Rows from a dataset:
* start *

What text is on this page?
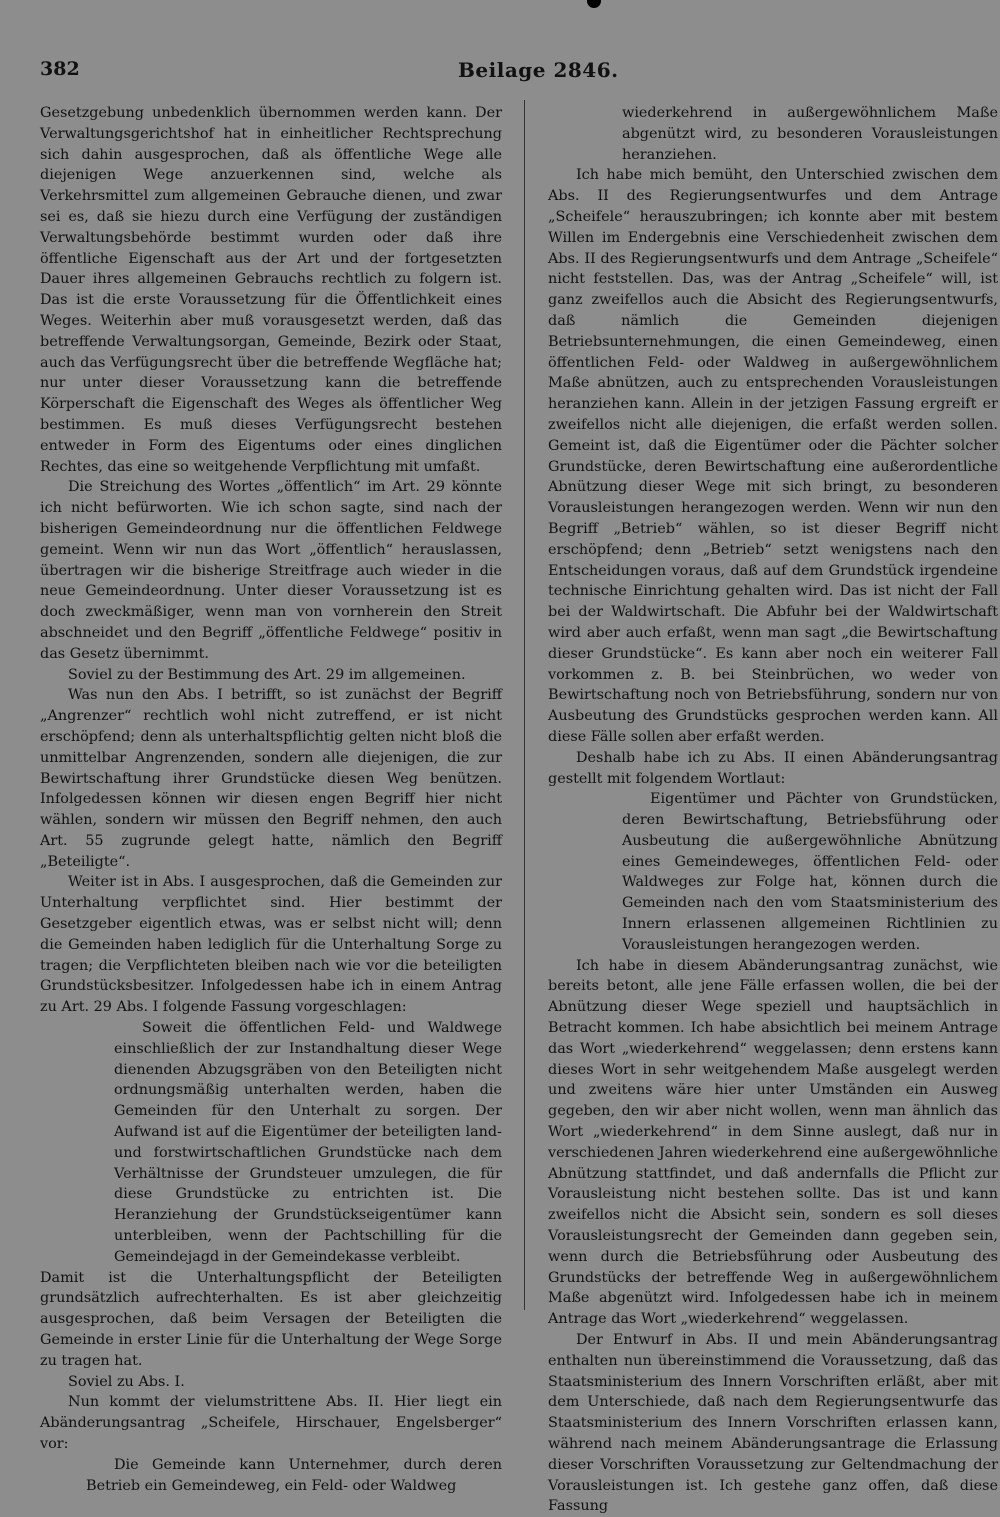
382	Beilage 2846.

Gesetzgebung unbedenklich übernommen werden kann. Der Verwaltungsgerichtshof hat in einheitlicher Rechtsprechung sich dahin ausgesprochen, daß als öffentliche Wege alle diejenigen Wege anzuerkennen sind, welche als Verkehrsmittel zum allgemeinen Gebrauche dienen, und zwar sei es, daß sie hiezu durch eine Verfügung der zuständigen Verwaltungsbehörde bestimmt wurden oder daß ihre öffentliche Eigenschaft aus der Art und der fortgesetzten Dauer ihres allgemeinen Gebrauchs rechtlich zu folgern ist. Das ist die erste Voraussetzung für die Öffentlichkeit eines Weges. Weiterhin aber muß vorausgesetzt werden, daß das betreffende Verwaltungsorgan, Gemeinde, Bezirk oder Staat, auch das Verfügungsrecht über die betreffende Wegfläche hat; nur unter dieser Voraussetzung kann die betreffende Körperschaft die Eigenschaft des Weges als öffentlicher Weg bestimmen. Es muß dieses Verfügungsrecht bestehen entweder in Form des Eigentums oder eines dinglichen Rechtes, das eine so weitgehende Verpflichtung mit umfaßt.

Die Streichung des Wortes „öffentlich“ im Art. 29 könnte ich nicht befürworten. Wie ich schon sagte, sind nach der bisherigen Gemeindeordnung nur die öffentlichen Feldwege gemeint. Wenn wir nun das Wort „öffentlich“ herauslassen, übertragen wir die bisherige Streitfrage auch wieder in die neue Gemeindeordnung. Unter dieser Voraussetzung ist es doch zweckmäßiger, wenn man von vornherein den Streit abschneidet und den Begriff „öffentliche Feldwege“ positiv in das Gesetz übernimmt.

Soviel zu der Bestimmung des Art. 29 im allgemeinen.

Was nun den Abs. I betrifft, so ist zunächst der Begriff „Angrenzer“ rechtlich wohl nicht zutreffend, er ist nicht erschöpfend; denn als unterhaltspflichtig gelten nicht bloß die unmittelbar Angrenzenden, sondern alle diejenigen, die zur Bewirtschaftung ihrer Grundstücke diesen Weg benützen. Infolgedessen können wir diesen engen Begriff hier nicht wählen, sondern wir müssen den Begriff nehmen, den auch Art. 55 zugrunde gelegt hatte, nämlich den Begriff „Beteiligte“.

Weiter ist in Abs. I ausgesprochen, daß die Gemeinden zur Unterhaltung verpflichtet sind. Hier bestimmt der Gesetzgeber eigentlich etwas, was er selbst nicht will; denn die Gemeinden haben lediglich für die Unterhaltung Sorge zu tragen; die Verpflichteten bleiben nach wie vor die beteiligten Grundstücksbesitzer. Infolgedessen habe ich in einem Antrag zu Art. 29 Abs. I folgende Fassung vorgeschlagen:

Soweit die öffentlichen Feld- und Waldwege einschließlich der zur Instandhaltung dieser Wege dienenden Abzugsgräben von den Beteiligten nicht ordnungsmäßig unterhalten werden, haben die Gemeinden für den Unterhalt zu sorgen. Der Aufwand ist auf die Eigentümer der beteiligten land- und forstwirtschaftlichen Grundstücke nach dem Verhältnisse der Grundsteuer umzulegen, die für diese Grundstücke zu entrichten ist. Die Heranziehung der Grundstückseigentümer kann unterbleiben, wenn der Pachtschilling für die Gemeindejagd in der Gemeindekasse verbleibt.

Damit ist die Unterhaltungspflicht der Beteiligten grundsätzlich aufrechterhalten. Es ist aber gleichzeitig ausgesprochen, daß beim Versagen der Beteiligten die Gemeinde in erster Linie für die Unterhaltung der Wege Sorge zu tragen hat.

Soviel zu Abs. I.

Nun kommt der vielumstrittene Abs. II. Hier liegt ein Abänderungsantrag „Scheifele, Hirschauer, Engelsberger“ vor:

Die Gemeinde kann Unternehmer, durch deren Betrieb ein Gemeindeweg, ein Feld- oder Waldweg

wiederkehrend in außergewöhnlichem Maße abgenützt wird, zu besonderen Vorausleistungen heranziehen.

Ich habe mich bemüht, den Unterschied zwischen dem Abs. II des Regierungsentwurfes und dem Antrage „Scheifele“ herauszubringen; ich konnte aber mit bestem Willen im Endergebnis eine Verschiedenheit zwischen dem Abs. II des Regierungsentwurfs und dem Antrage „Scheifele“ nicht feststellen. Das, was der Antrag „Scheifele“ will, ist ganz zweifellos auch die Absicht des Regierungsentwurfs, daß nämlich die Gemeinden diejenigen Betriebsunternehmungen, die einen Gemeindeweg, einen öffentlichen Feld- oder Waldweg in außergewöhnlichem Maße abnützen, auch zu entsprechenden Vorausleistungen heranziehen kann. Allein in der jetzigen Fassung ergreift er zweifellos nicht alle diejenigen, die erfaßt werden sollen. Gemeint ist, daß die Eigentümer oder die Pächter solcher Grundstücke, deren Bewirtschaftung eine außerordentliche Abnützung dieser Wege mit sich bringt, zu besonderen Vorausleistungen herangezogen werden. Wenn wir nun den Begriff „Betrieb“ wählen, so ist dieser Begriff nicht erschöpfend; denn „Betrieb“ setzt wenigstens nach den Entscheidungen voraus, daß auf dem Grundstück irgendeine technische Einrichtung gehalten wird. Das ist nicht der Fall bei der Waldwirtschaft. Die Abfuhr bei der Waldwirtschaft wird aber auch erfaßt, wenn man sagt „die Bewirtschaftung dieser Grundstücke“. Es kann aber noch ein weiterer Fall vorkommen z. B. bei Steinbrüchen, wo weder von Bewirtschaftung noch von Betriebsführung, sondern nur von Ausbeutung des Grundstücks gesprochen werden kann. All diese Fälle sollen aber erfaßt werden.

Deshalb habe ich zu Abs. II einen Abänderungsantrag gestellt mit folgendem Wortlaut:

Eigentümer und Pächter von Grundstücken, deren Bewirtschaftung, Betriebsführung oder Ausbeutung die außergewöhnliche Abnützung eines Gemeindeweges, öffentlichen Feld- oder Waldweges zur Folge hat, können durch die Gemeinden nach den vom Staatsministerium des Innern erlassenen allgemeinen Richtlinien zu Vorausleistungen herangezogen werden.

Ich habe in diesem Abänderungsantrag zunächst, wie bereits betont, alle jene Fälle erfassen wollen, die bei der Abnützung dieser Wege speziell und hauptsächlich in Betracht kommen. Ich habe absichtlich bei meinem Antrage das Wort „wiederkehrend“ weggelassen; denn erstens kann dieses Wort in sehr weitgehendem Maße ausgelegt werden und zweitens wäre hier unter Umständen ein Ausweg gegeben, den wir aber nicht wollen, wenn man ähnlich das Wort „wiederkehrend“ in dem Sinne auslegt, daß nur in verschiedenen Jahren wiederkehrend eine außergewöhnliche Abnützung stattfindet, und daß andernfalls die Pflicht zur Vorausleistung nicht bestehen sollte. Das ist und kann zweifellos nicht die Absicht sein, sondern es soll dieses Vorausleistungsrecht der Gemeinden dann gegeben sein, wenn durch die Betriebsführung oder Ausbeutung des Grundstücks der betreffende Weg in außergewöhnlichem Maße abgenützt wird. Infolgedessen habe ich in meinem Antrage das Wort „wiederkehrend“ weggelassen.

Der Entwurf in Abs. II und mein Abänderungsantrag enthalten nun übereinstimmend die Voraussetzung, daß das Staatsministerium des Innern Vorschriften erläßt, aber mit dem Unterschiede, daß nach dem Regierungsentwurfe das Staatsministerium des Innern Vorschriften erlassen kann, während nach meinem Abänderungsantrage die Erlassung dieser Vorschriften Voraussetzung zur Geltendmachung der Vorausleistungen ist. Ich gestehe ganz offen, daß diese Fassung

* end *

*Given task:*
Count every line of the records that holds "Soviel". State the number, nothing else.

*Full output:*
2